> Objective
Without the pictures, return all of the material exactly as written.

> Extracted records
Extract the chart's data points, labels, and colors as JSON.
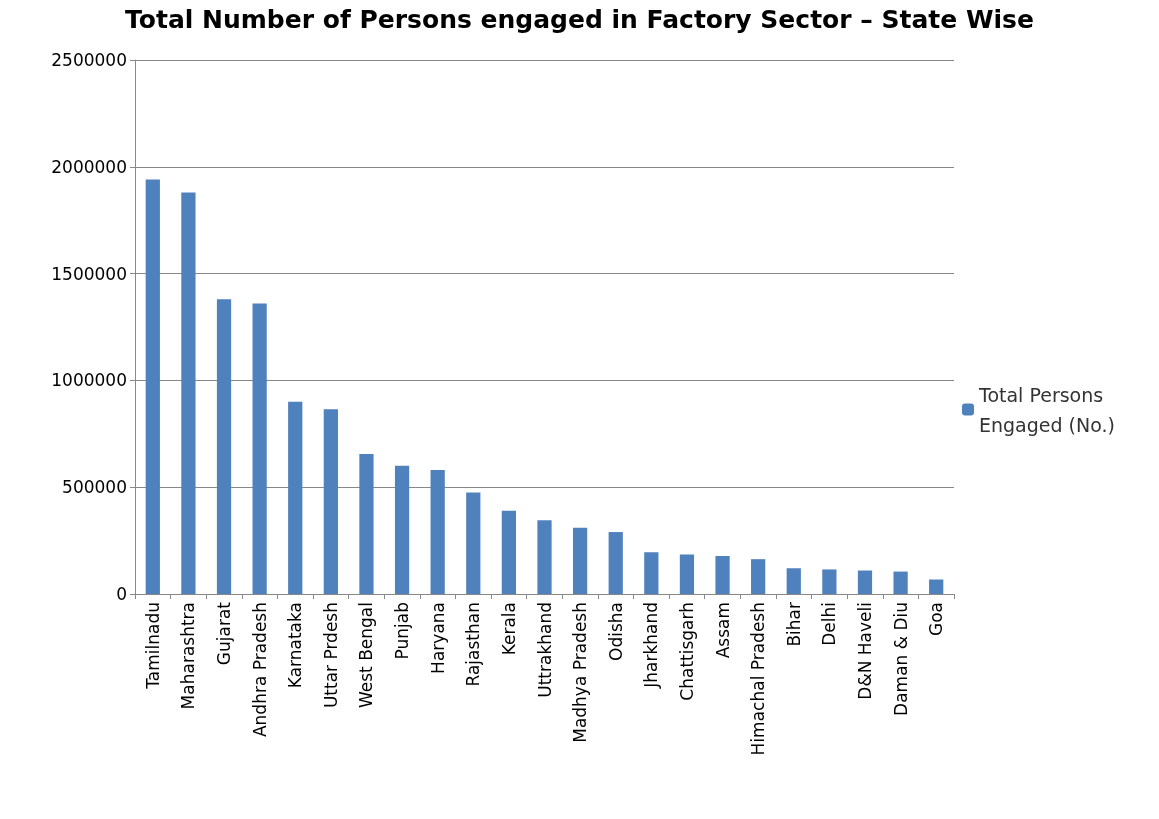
{
  "chart_data": {
    "type": "bar",
    "title": "Total Number of Persons engaged in Factory Sector – State Wise",
    "categories": [
      "Tamilnadu",
      "Maharashtra",
      "Gujarat",
      "Andhra Pradesh",
      "Karnataka",
      "Uttar Prdesh",
      "West Bengal",
      "Punjab",
      "Haryana",
      "Rajasthan",
      "Kerala",
      "Uttrakhand",
      "Madhya Pradesh",
      "Odisha",
      "Jharkhand",
      "Chattisgarh",
      "Assam",
      "Himachal Pradesh",
      "Bihar",
      "Delhi",
      "D&N Haveli",
      "Daman & Diu",
      "Goa"
    ],
    "series": [
      {
        "name": "Total Persons Engaged (No.)",
        "color": "#4f81bd",
        "values": [
          1940000,
          1880000,
          1380000,
          1360000,
          900000,
          865000,
          655000,
          600000,
          580000,
          475000,
          390000,
          345000,
          310000,
          290000,
          195000,
          185000,
          178000,
          163000,
          120000,
          115000,
          110000,
          105000,
          68000
        ]
      }
    ],
    "ylim": [
      0,
      2500000
    ],
    "yticks": [
      0,
      500000,
      1000000,
      1500000,
      2000000,
      2500000
    ],
    "grid": "y",
    "legend": "right"
  }
}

> Solution to this problem
Extract the chart's data points, labels, and colors as JSON.
{
  "chart_data": {
    "type": "bar",
    "title": "Total Number of Persons engaged in Factory Sector – State Wise",
    "categories": [
      "Tamilnadu",
      "Maharashtra",
      "Gujarat",
      "Andhra Pradesh",
      "Karnataka",
      "Uttar Prdesh",
      "West Bengal",
      "Punjab",
      "Haryana",
      "Rajasthan",
      "Kerala",
      "Uttrakhand",
      "Madhya Pradesh",
      "Odisha",
      "Jharkhand",
      "Chattisgarh",
      "Assam",
      "Himachal Pradesh",
      "Bihar",
      "Delhi",
      "D&N Haveli",
      "Daman & Diu",
      "Goa"
    ],
    "series": [
      {
        "name": "Total Persons Engaged (No.)",
        "color": "#4f81bd",
        "values": [
          1940000,
          1880000,
          1380000,
          1360000,
          900000,
          865000,
          655000,
          600000,
          580000,
          475000,
          390000,
          345000,
          310000,
          290000,
          195000,
          185000,
          178000,
          163000,
          120000,
          115000,
          110000,
          105000,
          68000
        ]
      }
    ],
    "ylim": [
      0,
      2500000
    ],
    "yticks": [
      0,
      500000,
      1000000,
      1500000,
      2000000,
      2500000
    ],
    "grid": "y",
    "legend": "right"
  }
}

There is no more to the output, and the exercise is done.